* _Work instructions_: Write out the listing exactly as it is given.
::::::::::
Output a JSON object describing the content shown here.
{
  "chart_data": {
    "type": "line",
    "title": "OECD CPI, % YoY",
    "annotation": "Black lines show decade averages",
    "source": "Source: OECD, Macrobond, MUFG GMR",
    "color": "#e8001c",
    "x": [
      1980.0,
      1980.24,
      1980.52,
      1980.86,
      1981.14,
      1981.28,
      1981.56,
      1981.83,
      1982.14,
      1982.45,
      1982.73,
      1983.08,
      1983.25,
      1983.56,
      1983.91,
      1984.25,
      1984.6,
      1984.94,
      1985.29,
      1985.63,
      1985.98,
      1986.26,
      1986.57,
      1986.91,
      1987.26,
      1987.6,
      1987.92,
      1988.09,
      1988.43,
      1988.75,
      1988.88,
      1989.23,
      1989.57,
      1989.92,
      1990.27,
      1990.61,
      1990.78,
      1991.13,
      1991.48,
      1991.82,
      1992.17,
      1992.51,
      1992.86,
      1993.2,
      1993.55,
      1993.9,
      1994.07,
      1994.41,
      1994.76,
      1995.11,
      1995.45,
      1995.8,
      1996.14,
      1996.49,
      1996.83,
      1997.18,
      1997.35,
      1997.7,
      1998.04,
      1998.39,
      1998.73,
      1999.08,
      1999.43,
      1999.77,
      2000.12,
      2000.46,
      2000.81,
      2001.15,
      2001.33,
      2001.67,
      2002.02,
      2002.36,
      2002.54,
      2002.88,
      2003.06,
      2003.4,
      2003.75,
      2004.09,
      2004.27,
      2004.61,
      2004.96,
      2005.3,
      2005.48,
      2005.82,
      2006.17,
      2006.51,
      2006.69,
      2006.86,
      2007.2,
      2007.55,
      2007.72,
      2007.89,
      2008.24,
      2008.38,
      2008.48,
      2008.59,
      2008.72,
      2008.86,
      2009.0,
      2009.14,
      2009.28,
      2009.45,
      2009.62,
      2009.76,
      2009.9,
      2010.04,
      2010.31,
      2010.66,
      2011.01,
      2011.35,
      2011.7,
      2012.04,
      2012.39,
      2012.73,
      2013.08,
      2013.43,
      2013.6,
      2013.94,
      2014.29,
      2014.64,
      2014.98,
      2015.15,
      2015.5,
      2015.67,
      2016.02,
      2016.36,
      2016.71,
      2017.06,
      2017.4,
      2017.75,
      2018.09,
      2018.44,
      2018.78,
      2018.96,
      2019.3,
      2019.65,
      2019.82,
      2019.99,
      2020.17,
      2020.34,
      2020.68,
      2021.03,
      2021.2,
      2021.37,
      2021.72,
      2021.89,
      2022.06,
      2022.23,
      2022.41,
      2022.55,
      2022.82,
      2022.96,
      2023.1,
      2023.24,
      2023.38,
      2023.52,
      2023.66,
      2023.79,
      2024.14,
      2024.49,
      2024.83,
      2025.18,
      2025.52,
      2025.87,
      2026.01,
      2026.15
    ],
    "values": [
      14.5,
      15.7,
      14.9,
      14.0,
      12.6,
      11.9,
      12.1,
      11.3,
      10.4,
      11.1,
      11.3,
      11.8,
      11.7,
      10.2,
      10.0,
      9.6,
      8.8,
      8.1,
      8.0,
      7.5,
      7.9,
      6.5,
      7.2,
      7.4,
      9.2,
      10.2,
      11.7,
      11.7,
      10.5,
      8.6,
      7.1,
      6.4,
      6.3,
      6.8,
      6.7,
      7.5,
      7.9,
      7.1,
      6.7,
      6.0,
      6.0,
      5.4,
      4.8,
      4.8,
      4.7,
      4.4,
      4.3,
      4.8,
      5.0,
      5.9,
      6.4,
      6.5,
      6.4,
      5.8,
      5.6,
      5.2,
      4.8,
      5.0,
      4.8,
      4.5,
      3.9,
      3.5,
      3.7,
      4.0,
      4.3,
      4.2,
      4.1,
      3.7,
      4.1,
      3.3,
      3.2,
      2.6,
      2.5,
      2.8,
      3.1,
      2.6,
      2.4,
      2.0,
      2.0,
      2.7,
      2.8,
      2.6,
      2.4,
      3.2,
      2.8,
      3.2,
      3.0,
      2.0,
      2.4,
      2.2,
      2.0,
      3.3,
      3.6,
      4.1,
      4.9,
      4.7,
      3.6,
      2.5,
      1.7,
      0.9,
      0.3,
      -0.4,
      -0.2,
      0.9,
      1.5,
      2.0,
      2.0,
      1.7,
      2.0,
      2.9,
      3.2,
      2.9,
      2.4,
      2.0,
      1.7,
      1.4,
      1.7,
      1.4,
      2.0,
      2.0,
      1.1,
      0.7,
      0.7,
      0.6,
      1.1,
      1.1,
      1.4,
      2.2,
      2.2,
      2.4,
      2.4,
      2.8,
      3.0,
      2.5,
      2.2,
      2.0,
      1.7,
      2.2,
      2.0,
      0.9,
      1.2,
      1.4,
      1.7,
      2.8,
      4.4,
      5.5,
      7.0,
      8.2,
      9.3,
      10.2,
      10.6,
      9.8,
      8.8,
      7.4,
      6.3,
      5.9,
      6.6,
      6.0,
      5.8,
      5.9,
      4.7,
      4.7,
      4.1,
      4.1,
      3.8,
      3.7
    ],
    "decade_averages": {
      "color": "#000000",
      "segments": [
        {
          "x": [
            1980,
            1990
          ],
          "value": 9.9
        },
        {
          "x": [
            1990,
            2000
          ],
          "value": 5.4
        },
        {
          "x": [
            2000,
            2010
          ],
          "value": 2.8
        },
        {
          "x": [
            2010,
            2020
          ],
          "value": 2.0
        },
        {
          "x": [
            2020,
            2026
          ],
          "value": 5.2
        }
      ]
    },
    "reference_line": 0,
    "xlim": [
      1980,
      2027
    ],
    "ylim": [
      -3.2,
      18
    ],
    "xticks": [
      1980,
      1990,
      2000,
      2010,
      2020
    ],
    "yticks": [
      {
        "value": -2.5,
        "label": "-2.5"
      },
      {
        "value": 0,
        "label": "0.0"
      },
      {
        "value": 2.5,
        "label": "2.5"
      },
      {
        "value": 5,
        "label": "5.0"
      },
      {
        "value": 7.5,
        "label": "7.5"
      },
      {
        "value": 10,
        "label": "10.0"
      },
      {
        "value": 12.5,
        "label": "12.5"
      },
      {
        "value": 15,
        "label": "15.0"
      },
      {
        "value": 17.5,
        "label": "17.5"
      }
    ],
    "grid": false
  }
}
::::::::::
* _Solution to this task_:
Output a JSON object describing the content shown here.
{
  "chart_data": {
    "type": "line",
    "title": "OECD CPI, % YoY",
    "annotation": "Black lines show decade averages",
    "source": "Source: OECD, Macrobond, MUFG GMR",
    "color": "#e8001c",
    "x": [
      1980.0,
      1980.24,
      1980.52,
      1980.86,
      1981.14,
      1981.28,
      1981.56,
      1981.83,
      1982.14,
      1982.45,
      1982.73,
      1983.08,
      1983.25,
      1983.56,
      1983.91,
      1984.25,
      1984.6,
      1984.94,
      1985.29,
      1985.63,
      1985.98,
      1986.26,
      1986.57,
      1986.91,
      1987.26,
      1987.6,
      1987.92,
      1988.09,
      1988.43,
      1988.75,
      1988.88,
      1989.23,
      1989.57,
      1989.92,
      1990.27,
      1990.61,
      1990.78,
      1991.13,
      1991.48,
      1991.82,
      1992.17,
      1992.51,
      1992.86,
      1993.2,
      1993.55,
      1993.9,
      1994.07,
      1994.41,
      1994.76,
      1995.11,
      1995.45,
      1995.8,
      1996.14,
      1996.49,
      1996.83,
      1997.18,
      1997.35,
      1997.7,
      1998.04,
      1998.39,
      1998.73,
      1999.08,
      1999.43,
      1999.77,
      2000.12,
      2000.46,
      2000.81,
      2001.15,
      2001.33,
      2001.67,
      2002.02,
      2002.36,
      2002.54,
      2002.88,
      2003.06,
      2003.4,
      2003.75,
      2004.09,
      2004.27,
      2004.61,
      2004.96,
      2005.3,
      2005.48,
      2005.82,
      2006.17,
      2006.51,
      2006.69,
      2006.86,
      2007.2,
      2007.55,
      2007.72,
      2007.89,
      2008.24,
      2008.38,
      2008.48,
      2008.59,
      2008.72,
      2008.86,
      2009.0,
      2009.14,
      2009.28,
      2009.45,
      2009.62,
      2009.76,
      2009.9,
      2010.04,
      2010.31,
      2010.66,
      2011.01,
      2011.35,
      2011.7,
      2012.04,
      2012.39,
      2012.73,
      2013.08,
      2013.43,
      2013.6,
      2013.94,
      2014.29,
      2014.64,
      2014.98,
      2015.15,
      2015.5,
      2015.67,
      2016.02,
      2016.36,
      2016.71,
      2017.06,
      2017.4,
      2017.75,
      2018.09,
      2018.44,
      2018.78,
      2018.96,
      2019.3,
      2019.65,
      2019.82,
      2019.99,
      2020.17,
      2020.34,
      2020.68,
      2021.03,
      2021.2,
      2021.37,
      2021.72,
      2021.89,
      2022.06,
      2022.23,
      2022.41,
      2022.55,
      2022.82,
      2022.96,
      2023.1,
      2023.24,
      2023.38,
      2023.52,
      2023.66,
      2023.79,
      2024.14,
      2024.49,
      2024.83,
      2025.18,
      2025.52,
      2025.87,
      2026.01,
      2026.15
    ],
    "values": [
      14.5,
      15.7,
      14.9,
      14.0,
      12.6,
      11.9,
      12.1,
      11.3,
      10.4,
      11.1,
      11.3,
      11.8,
      11.7,
      10.2,
      10.0,
      9.6,
      8.8,
      8.1,
      8.0,
      7.5,
      7.9,
      6.5,
      7.2,
      7.4,
      9.2,
      10.2,
      11.7,
      11.7,
      10.5,
      8.6,
      7.1,
      6.4,
      6.3,
      6.8,
      6.7,
      7.5,
      7.9,
      7.1,
      6.7,
      6.0,
      6.0,
      5.4,
      4.8,
      4.8,
      4.7,
      4.4,
      4.3,
      4.8,
      5.0,
      5.9,
      6.4,
      6.5,
      6.4,
      5.8,
      5.6,
      5.2,
      4.8,
      5.0,
      4.8,
      4.5,
      3.9,
      3.5,
      3.7,
      4.0,
      4.3,
      4.2,
      4.1,
      3.7,
      4.1,
      3.3,
      3.2,
      2.6,
      2.5,
      2.8,
      3.1,
      2.6,
      2.4,
      2.0,
      2.0,
      2.7,
      2.8,
      2.6,
      2.4,
      3.2,
      2.8,
      3.2,
      3.0,
      2.0,
      2.4,
      2.2,
      2.0,
      3.3,
      3.6,
      4.1,
      4.9,
      4.7,
      3.6,
      2.5,
      1.7,
      0.9,
      0.3,
      -0.4,
      -0.2,
      0.9,
      1.5,
      2.0,
      2.0,
      1.7,
      2.0,
      2.9,
      3.2,
      2.9,
      2.4,
      2.0,
      1.7,
      1.4,
      1.7,
      1.4,
      2.0,
      2.0,
      1.1,
      0.7,
      0.7,
      0.6,
      1.1,
      1.1,
      1.4,
      2.2,
      2.2,
      2.4,
      2.4,
      2.8,
      3.0,
      2.5,
      2.2,
      2.0,
      1.7,
      2.2,
      2.0,
      0.9,
      1.2,
      1.4,
      1.7,
      2.8,
      4.4,
      5.5,
      7.0,
      8.2,
      9.3,
      10.2,
      10.6,
      9.8,
      8.8,
      7.4,
      6.3,
      5.9,
      6.6,
      6.0,
      5.8,
      5.9,
      4.7,
      4.7,
      4.1,
      4.1,
      3.8,
      3.7
    ],
    "decade_averages": {
      "color": "#000000",
      "segments": [
        {
          "x": [
            1980,
            1990
          ],
          "value": 9.9
        },
        {
          "x": [
            1990,
            2000
          ],
          "value": 5.4
        },
        {
          "x": [
            2000,
            2010
          ],
          "value": 2.8
        },
        {
          "x": [
            2010,
            2020
          ],
          "value": 2.0
        },
        {
          "x": [
            2020,
            2026
          ],
          "value": 5.2
        }
      ]
    },
    "reference_line": 0,
    "xlim": [
      1980,
      2027
    ],
    "ylim": [
      -3.2,
      18
    ],
    "xticks": [
      1980,
      1990,
      2000,
      2010,
      2020
    ],
    "yticks": [
      {
        "value": -2.5,
        "label": "-2.5"
      },
      {
        "value": 0,
        "label": "0.0"
      },
      {
        "value": 2.5,
        "label": "2.5"
      },
      {
        "value": 5,
        "label": "5.0"
      },
      {
        "value": 7.5,
        "label": "7.5"
      },
      {
        "value": 10,
        "label": "10.0"
      },
      {
        "value": 12.5,
        "label": "12.5"
      },
      {
        "value": 15,
        "label": "15.0"
      },
      {
        "value": 17.5,
        "label": "17.5"
      }
    ],
    "grid": false
  }
}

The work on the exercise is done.